Excerpt to read:
%%

Such was the melancholy fate of Patrick Ford,—a man long to be remembered as the friend of law and order,—the first, indeed, in the northern mines who dared to urge the extermination of the robbers, as the only remedy for their depredations. He literally sealed his principles with his life’s blood.

Ridgely’s wounds disabled him for service. He was taken by his companions to a ranche near the town, and as well cared for as circumstances would admit. Leaving him there, the other members of the band, fearful of the friends of Ford, seldom ventured beyond the limits of their camp.

CHAPTER IV
CHARLEY HARPER

A new candidate for bloody laurels now appears in the person of Charley Harper. He arrived in Walla Walla in the Fall of 1861. A young man of twenty-five, of medium size, of erect carriage, clear, florid complexion, and profuse auburn hair, he could, but for the leer in his small inexpressive gray eye, have passed in any society for a gentleman. His previous life is a sealed book;—but the readiness with which he engaged in crime showed that he was not without experience. He told his landlord that he had no money, but that partners were coming who would relieve his necessities. The second night after his arrival, several hundred dollars in gold coin was stolen from a lodger who occupied the room adjoining his. While intoxicated the next day, he exhibited by the handful eagles which he said were borrowed from an acquaintance. No one doubted that he had stolen them; but where officers were believed to wink at crime, prosecution was useless. Charley was not even arrested upon suspicion. The money he had obtained introduced him to the society of the roughs, with whom he became so popular that he aspired to be their leader. This honor was disputed by Ridgely, whom we left wounded in the last chapter, and by Cherokee Bob, both of whom claimed precedence from longer residence and greater familiarity with the opportunities for distinction.

%%

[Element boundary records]
%%

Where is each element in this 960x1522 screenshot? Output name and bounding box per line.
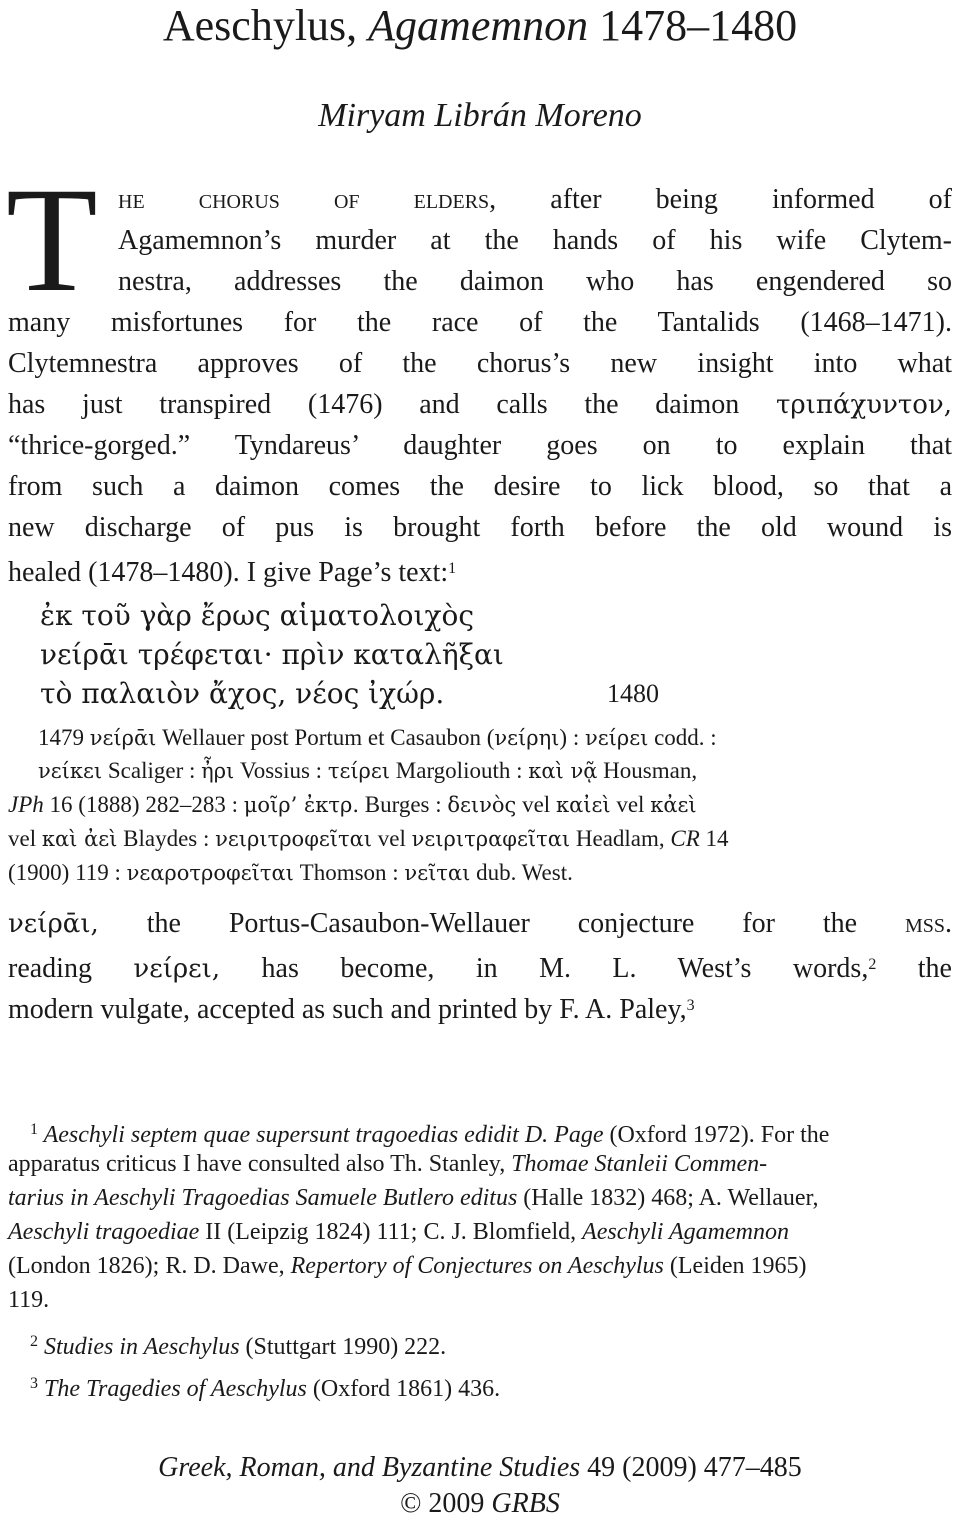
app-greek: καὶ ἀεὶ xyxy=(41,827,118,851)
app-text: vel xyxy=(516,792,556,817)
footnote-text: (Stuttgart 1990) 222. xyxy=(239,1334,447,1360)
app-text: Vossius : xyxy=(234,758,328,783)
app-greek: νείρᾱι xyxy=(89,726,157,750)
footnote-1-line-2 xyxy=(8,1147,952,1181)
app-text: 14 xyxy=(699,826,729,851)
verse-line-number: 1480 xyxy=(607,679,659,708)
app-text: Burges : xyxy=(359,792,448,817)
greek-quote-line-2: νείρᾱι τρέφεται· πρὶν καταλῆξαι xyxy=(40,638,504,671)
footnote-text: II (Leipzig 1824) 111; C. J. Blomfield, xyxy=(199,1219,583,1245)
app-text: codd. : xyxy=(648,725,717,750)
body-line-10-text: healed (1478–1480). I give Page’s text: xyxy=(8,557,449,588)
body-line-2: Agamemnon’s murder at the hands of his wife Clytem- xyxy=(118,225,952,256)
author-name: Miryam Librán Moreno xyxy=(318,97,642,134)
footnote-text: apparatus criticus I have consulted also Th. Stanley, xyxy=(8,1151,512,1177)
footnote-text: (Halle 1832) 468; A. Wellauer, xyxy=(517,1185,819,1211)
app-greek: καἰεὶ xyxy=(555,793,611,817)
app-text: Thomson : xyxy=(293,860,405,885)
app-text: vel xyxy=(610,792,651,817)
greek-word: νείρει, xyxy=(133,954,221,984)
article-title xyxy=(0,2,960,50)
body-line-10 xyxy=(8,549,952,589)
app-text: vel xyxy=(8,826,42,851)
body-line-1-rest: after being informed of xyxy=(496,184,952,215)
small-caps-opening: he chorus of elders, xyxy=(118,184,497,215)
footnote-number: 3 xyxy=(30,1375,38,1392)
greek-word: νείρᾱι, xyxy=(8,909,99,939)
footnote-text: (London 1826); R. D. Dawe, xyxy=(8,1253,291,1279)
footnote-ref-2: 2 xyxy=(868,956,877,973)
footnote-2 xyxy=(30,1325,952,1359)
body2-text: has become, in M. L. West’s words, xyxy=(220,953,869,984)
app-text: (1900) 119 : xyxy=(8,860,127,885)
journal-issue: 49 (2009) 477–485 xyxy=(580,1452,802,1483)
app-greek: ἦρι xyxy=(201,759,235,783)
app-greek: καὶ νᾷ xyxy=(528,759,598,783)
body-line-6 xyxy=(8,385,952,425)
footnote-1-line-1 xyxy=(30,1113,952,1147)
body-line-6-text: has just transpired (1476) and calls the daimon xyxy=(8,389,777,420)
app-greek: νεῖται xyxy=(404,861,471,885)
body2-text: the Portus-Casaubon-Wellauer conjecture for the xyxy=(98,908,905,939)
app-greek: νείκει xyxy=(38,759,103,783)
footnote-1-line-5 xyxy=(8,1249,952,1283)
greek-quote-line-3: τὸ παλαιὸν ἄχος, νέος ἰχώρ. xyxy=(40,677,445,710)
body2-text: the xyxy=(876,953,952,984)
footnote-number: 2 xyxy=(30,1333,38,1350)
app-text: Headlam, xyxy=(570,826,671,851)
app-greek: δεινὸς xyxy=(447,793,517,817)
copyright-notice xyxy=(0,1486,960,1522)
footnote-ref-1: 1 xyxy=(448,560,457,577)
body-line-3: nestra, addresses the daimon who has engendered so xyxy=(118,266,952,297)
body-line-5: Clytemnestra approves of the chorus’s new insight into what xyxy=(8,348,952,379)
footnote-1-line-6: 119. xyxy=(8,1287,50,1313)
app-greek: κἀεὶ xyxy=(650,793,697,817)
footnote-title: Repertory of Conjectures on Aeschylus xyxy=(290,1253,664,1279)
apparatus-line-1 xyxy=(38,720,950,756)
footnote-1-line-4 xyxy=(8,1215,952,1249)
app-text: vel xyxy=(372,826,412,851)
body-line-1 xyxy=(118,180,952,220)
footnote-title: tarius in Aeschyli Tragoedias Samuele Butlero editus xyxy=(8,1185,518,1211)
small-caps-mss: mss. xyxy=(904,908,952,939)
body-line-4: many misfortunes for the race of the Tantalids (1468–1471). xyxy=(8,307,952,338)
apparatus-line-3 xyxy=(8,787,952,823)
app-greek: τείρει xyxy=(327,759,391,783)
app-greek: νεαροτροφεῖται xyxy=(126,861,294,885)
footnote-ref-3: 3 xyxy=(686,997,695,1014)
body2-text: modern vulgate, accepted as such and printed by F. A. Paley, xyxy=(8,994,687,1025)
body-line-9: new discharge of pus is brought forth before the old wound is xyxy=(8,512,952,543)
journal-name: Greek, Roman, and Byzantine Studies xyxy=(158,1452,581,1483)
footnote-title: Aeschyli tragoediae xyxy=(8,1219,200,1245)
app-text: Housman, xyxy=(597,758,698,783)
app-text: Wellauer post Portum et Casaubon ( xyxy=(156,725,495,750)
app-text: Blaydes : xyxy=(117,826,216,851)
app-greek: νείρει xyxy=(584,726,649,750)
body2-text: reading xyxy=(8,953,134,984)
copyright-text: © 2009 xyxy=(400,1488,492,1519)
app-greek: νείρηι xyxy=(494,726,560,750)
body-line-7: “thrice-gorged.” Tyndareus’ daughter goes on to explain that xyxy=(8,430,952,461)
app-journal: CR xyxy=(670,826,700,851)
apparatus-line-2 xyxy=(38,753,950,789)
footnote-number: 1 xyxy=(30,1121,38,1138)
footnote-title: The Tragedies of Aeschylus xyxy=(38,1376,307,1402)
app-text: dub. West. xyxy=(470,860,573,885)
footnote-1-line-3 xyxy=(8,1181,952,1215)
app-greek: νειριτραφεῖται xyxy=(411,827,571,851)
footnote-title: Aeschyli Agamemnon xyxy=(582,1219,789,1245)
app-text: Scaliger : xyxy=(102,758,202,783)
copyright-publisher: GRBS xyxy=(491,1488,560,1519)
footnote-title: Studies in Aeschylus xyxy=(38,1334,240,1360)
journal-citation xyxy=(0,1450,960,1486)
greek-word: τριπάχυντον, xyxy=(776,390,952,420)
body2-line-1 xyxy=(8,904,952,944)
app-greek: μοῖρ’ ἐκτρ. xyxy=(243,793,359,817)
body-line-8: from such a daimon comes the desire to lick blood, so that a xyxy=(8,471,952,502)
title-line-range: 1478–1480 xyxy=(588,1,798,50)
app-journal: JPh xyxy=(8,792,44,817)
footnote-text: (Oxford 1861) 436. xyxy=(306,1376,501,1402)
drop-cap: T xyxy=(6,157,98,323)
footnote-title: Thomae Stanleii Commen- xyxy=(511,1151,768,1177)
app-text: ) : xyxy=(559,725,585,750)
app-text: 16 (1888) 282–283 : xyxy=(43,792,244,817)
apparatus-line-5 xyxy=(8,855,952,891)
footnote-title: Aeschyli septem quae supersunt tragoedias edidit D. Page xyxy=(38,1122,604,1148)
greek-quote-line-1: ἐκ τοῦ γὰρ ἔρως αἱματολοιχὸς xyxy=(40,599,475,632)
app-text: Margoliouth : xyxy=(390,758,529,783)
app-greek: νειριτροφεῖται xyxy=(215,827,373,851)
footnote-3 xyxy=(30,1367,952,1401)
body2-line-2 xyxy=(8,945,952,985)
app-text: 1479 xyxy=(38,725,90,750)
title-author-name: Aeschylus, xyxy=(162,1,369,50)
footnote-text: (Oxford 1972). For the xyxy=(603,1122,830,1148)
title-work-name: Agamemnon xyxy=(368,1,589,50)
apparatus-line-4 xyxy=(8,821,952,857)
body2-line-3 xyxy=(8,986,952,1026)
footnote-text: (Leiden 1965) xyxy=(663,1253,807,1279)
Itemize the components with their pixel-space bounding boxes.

%%

Task directions:
Answer these questions using the excerpt about Patrick Ford and Charley Harper above.
(a) When did Charley Harper arrive in Walla Walla?
(b) Where did Ridgely's companions take him after he was wounded?
(c) Besides Ridgely, who disputed Charley Harper's claim to lead the roughs?

Result of this task:
(a) In the Fall of 1861.
(b) To a ranche near the town.
(c) Cherokee Bob.